### Brief
Reproduce every one of the following lines verbatim, omitting the pictures from your output.
+++ Material for this task
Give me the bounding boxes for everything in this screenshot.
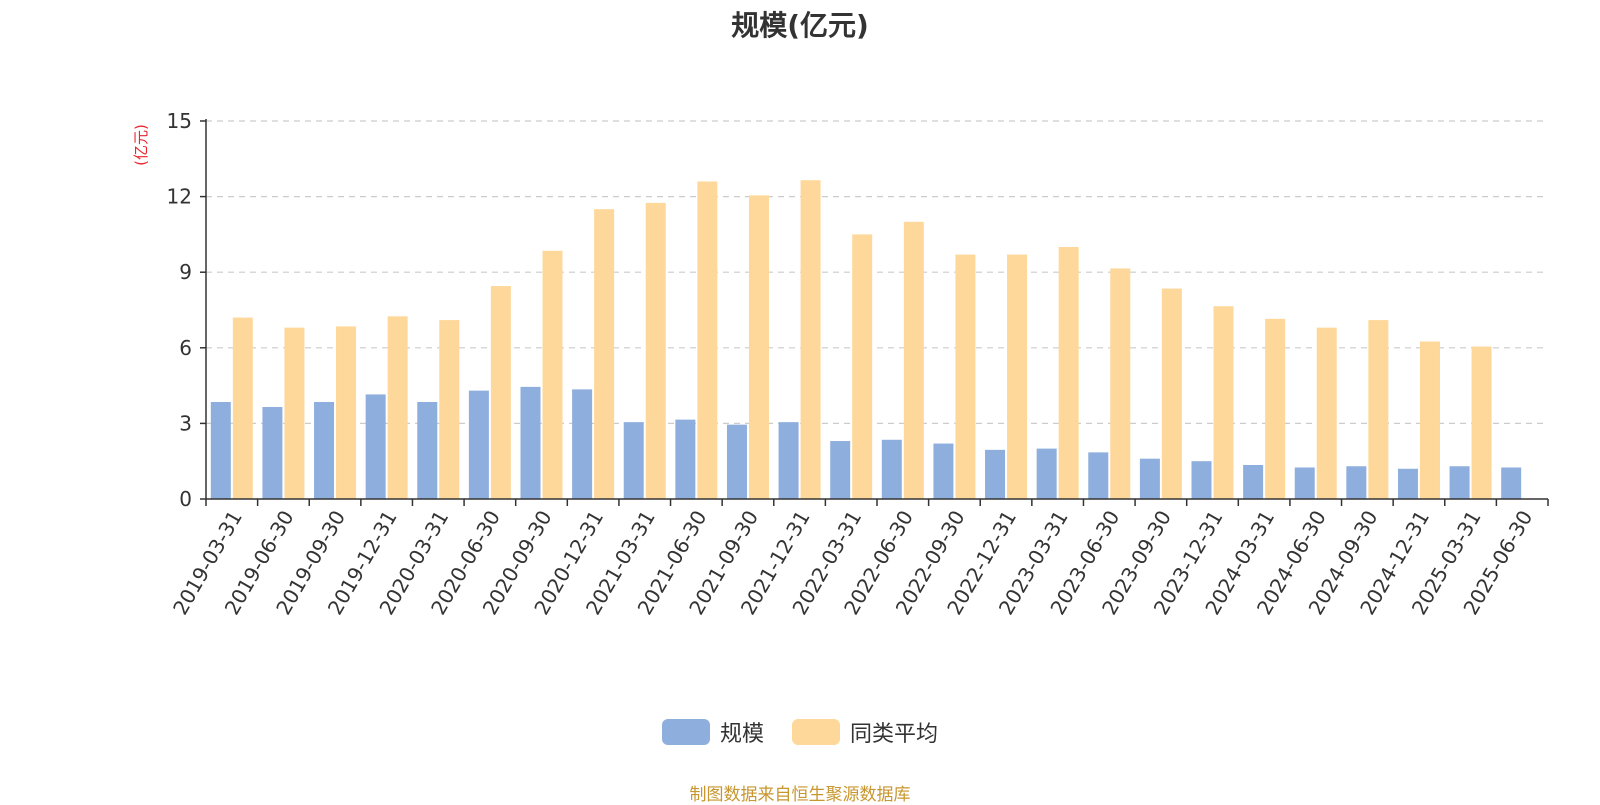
bar-peer-average[interactable] bbox=[1161, 288, 1182, 499]
y-tick-label: 3 bbox=[179, 411, 192, 435]
y-tick-label: 12 bbox=[167, 185, 192, 209]
bar-scale[interactable] bbox=[262, 407, 283, 499]
legend-item-peer-average[interactable]: 同类平均 bbox=[792, 716, 938, 748]
bar-scale[interactable] bbox=[417, 401, 438, 499]
bar-scale[interactable] bbox=[314, 401, 335, 499]
y-axis-label: (亿元) bbox=[132, 124, 150, 166]
bar-peer-average[interactable] bbox=[1471, 346, 1492, 499]
bar-scale[interactable] bbox=[1036, 448, 1057, 499]
bar-scale[interactable] bbox=[1243, 464, 1264, 499]
y-tick-label: 6 bbox=[179, 336, 192, 360]
bar-peer-average[interactable] bbox=[1265, 318, 1286, 499]
bar-scale[interactable] bbox=[1294, 467, 1315, 500]
y-tick-label: 15 bbox=[167, 109, 192, 133]
bar-peer-average[interactable] bbox=[594, 209, 615, 499]
bar-scale[interactable] bbox=[1397, 468, 1418, 499]
bar-peer-average[interactable] bbox=[1419, 341, 1440, 500]
legend-label-peer-average: 同类平均 bbox=[850, 722, 939, 747]
bar-peer-average[interactable] bbox=[439, 320, 460, 499]
bar-peer-average[interactable] bbox=[1007, 254, 1028, 499]
bar-peer-average[interactable] bbox=[232, 317, 253, 499]
bar-scale[interactable] bbox=[1501, 467, 1522, 500]
legend-swatch-scale bbox=[661, 719, 710, 745]
y-tick-label: 0 bbox=[179, 487, 192, 511]
bar-scale[interactable] bbox=[572, 389, 593, 499]
bar-peer-average[interactable] bbox=[284, 327, 305, 499]
bar-marks bbox=[210, 180, 1522, 500]
bar-peer-average[interactable] bbox=[1058, 247, 1079, 499]
bar-peer-average[interactable] bbox=[387, 316, 408, 499]
legend-label-scale: 规模 bbox=[719, 722, 764, 747]
bar-peer-average[interactable] bbox=[955, 254, 976, 499]
bar-scale[interactable] bbox=[210, 401, 231, 499]
bar-peer-average[interactable] bbox=[1368, 320, 1389, 499]
bar-scale[interactable] bbox=[830, 441, 851, 499]
bar-peer-average[interactable] bbox=[852, 234, 873, 499]
bar-peer-average[interactable] bbox=[1316, 327, 1337, 499]
legend: 规模 同类平均 bbox=[0, 716, 1600, 748]
bar-scale[interactable] bbox=[933, 443, 954, 499]
legend-item-scale[interactable]: 规模 bbox=[661, 716, 764, 748]
bar-peer-average[interactable] bbox=[748, 195, 769, 499]
bar-peer-average[interactable] bbox=[1110, 268, 1131, 499]
bar-scale[interactable] bbox=[1139, 458, 1160, 499]
bar-scale[interactable] bbox=[778, 422, 799, 499]
bar-scale[interactable] bbox=[675, 419, 696, 499]
bar-scale[interactable] bbox=[520, 386, 541, 499]
bar-scale[interactable] bbox=[1088, 452, 1109, 499]
source-note: 制图数据来自恒生聚源数据库 bbox=[689, 785, 911, 805]
bar-peer-average[interactable] bbox=[903, 221, 924, 500]
bar-scale[interactable] bbox=[985, 449, 1006, 499]
bar-scale[interactable] bbox=[623, 422, 644, 499]
bar-peer-average[interactable] bbox=[645, 202, 666, 499]
bar-scale[interactable] bbox=[881, 439, 902, 499]
bar-scale[interactable] bbox=[726, 424, 747, 499]
bar-peer-average[interactable] bbox=[542, 250, 563, 499]
bar-peer-average[interactable] bbox=[490, 286, 511, 499]
bar-scale[interactable] bbox=[1191, 461, 1212, 499]
bar-peer-average[interactable] bbox=[336, 326, 357, 499]
bar-scale[interactable] bbox=[1346, 466, 1367, 499]
bar-scale[interactable] bbox=[365, 394, 386, 499]
bar-scale[interactable] bbox=[1449, 466, 1470, 499]
chart-title: 规模(亿元) bbox=[731, 9, 869, 42]
bar-peer-average[interactable] bbox=[1213, 306, 1234, 499]
y-tick-label: 9 bbox=[179, 260, 192, 284]
bar-peer-average[interactable] bbox=[800, 180, 821, 499]
legend-swatch-peer-average bbox=[792, 719, 840, 745]
bar-peer-average[interactable] bbox=[697, 181, 718, 500]
bar-scale[interactable] bbox=[468, 390, 489, 499]
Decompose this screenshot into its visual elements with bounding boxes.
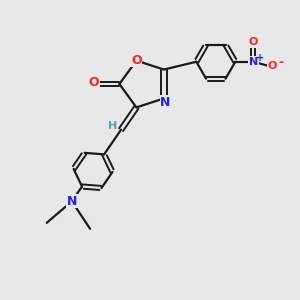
Text: -: - [279, 56, 284, 69]
Text: O: O [249, 37, 258, 47]
Text: H: H [108, 121, 117, 131]
Text: N: N [160, 96, 171, 109]
Text: N: N [67, 195, 77, 208]
Text: N: N [249, 57, 258, 67]
Text: O: O [88, 76, 99, 89]
Text: O: O [131, 53, 142, 67]
Text: +: + [256, 53, 264, 63]
Text: O: O [268, 61, 277, 71]
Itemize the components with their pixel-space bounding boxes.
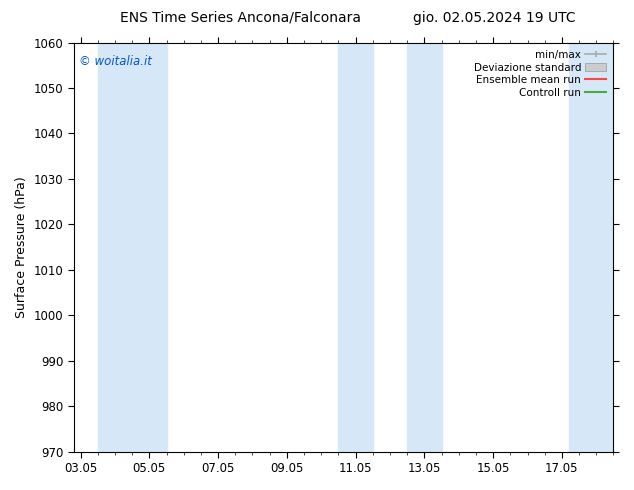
Bar xyxy=(339,43,373,452)
Bar xyxy=(98,43,167,452)
Text: gio. 02.05.2024 19 UTC: gio. 02.05.2024 19 UTC xyxy=(413,11,576,25)
Text: © woitalia.it: © woitalia.it xyxy=(79,55,152,68)
Y-axis label: Surface Pressure (hPa): Surface Pressure (hPa) xyxy=(15,176,28,318)
Text: ENS Time Series Ancona/Falconara: ENS Time Series Ancona/Falconara xyxy=(120,11,361,25)
Legend: min/max, Deviazione standard, Ensemble mean run, Controll run: min/max, Deviazione standard, Ensemble m… xyxy=(472,48,608,100)
Bar xyxy=(569,43,614,452)
Bar xyxy=(407,43,441,452)
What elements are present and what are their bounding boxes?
++++++
### Reply to the exercise
Give me the bounding boxes for everything in this screenshot.
bar-peer-average[interactable] bbox=[1161, 288, 1182, 499]
y-tick-label: 3 bbox=[179, 411, 192, 435]
y-tick-label: 12 bbox=[167, 185, 192, 209]
bar-scale[interactable] bbox=[262, 407, 283, 499]
legend-item-peer-average[interactable]: 同类平均 bbox=[792, 716, 938, 748]
bar-scale[interactable] bbox=[417, 401, 438, 499]
bar-scale[interactable] bbox=[314, 401, 335, 499]
y-axis-label: (亿元) bbox=[132, 124, 150, 166]
bar-peer-average[interactable] bbox=[1471, 346, 1492, 499]
bar-scale[interactable] bbox=[1036, 448, 1057, 499]
bar-scale[interactable] bbox=[1243, 464, 1264, 499]
y-tick-label: 6 bbox=[179, 336, 192, 360]
bar-peer-average[interactable] bbox=[1265, 318, 1286, 499]
bar-scale[interactable] bbox=[1294, 467, 1315, 500]
y-tick-label: 15 bbox=[167, 109, 192, 133]
bar-peer-average[interactable] bbox=[594, 209, 615, 499]
bar-scale[interactable] bbox=[1397, 468, 1418, 499]
bar-peer-average[interactable] bbox=[1419, 341, 1440, 500]
legend-label-peer-average: 同类平均 bbox=[850, 722, 939, 747]
bar-peer-average[interactable] bbox=[439, 320, 460, 499]
bar-peer-average[interactable] bbox=[1007, 254, 1028, 499]
bar-peer-average[interactable] bbox=[232, 317, 253, 499]
bar-scale[interactable] bbox=[1501, 467, 1522, 500]
legend-swatch-scale bbox=[661, 719, 710, 745]
y-tick-label: 0 bbox=[179, 487, 192, 511]
bar-scale[interactable] bbox=[572, 389, 593, 499]
bar-peer-average[interactable] bbox=[284, 327, 305, 499]
bar-marks bbox=[210, 180, 1522, 500]
bar-peer-average[interactable] bbox=[1058, 247, 1079, 499]
bar-peer-average[interactable] bbox=[387, 316, 408, 499]
legend-label-scale: 规模 bbox=[719, 722, 764, 747]
bar-peer-average[interactable] bbox=[955, 254, 976, 499]
bar-scale[interactable] bbox=[210, 401, 231, 499]
bar-peer-average[interactable] bbox=[1368, 320, 1389, 499]
bar-scale[interactable] bbox=[830, 441, 851, 499]
bar-peer-average[interactable] bbox=[852, 234, 873, 499]
bar-peer-average[interactable] bbox=[1316, 327, 1337, 499]
legend: 规模 同类平均 bbox=[0, 716, 1600, 748]
bar-scale[interactable] bbox=[933, 443, 954, 499]
legend-item-scale[interactable]: 规模 bbox=[661, 716, 764, 748]
bar-peer-average[interactable] bbox=[748, 195, 769, 499]
bar-peer-average[interactable] bbox=[1110, 268, 1131, 499]
bar-scale[interactable] bbox=[1139, 458, 1160, 499]
bar-scale[interactable] bbox=[778, 422, 799, 499]
bar-scale[interactable] bbox=[675, 419, 696, 499]
bar-scale[interactable] bbox=[520, 386, 541, 499]
bar-scale[interactable] bbox=[1088, 452, 1109, 499]
source-note: 制图数据来自恒生聚源数据库 bbox=[689, 785, 911, 805]
bar-peer-average[interactable] bbox=[903, 221, 924, 500]
bar-scale[interactable] bbox=[985, 449, 1006, 499]
bar-scale[interactable] bbox=[623, 422, 644, 499]
bar-peer-average[interactable] bbox=[645, 202, 666, 499]
bar-scale[interactable] bbox=[881, 439, 902, 499]
bar-scale[interactable] bbox=[726, 424, 747, 499]
bar-peer-average[interactable] bbox=[542, 250, 563, 499]
bar-peer-average[interactable] bbox=[490, 286, 511, 499]
bar-scale[interactable] bbox=[1191, 461, 1212, 499]
bar-peer-average[interactable] bbox=[336, 326, 357, 499]
bar-scale[interactable] bbox=[1346, 466, 1367, 499]
bar-scale[interactable] bbox=[365, 394, 386, 499]
bar-scale[interactable] bbox=[1449, 466, 1470, 499]
chart-title: 规模(亿元) bbox=[731, 9, 869, 42]
bar-peer-average[interactable] bbox=[1213, 306, 1234, 499]
y-tick-label: 9 bbox=[179, 260, 192, 284]
bar-peer-average[interactable] bbox=[800, 180, 821, 499]
legend-swatch-peer-average bbox=[792, 719, 840, 745]
bar-peer-average[interactable] bbox=[697, 181, 718, 500]
bar-scale[interactable] bbox=[468, 390, 489, 499]
Decompose this screenshot into its visual elements with bounding boxes.
Text: -: - [279, 56, 284, 69]
Text: O: O [249, 37, 258, 47]
Text: H: H [108, 121, 117, 131]
Text: N: N [160, 96, 171, 109]
Text: N: N [67, 195, 77, 208]
Text: N: N [249, 57, 258, 67]
Text: O: O [88, 76, 99, 89]
Text: O: O [131, 53, 142, 67]
Text: +: + [256, 53, 264, 63]
Text: O: O [268, 61, 277, 71]
Itemize the components with their pixel-space bounding boxes.
Bar xyxy=(339,43,373,452)
Bar xyxy=(98,43,167,452)
Text: gio. 02.05.2024 19 UTC: gio. 02.05.2024 19 UTC xyxy=(413,11,576,25)
Text: © woitalia.it: © woitalia.it xyxy=(79,55,152,68)
Y-axis label: Surface Pressure (hPa): Surface Pressure (hPa) xyxy=(15,176,28,318)
Text: ENS Time Series Ancona/Falconara: ENS Time Series Ancona/Falconara xyxy=(120,11,361,25)
Legend: min/max, Deviazione standard, Ensemble mean run, Controll run: min/max, Deviazione standard, Ensemble m… xyxy=(472,48,608,100)
Bar xyxy=(569,43,614,452)
Bar xyxy=(407,43,441,452)
What elements are present and what are their bounding boxes?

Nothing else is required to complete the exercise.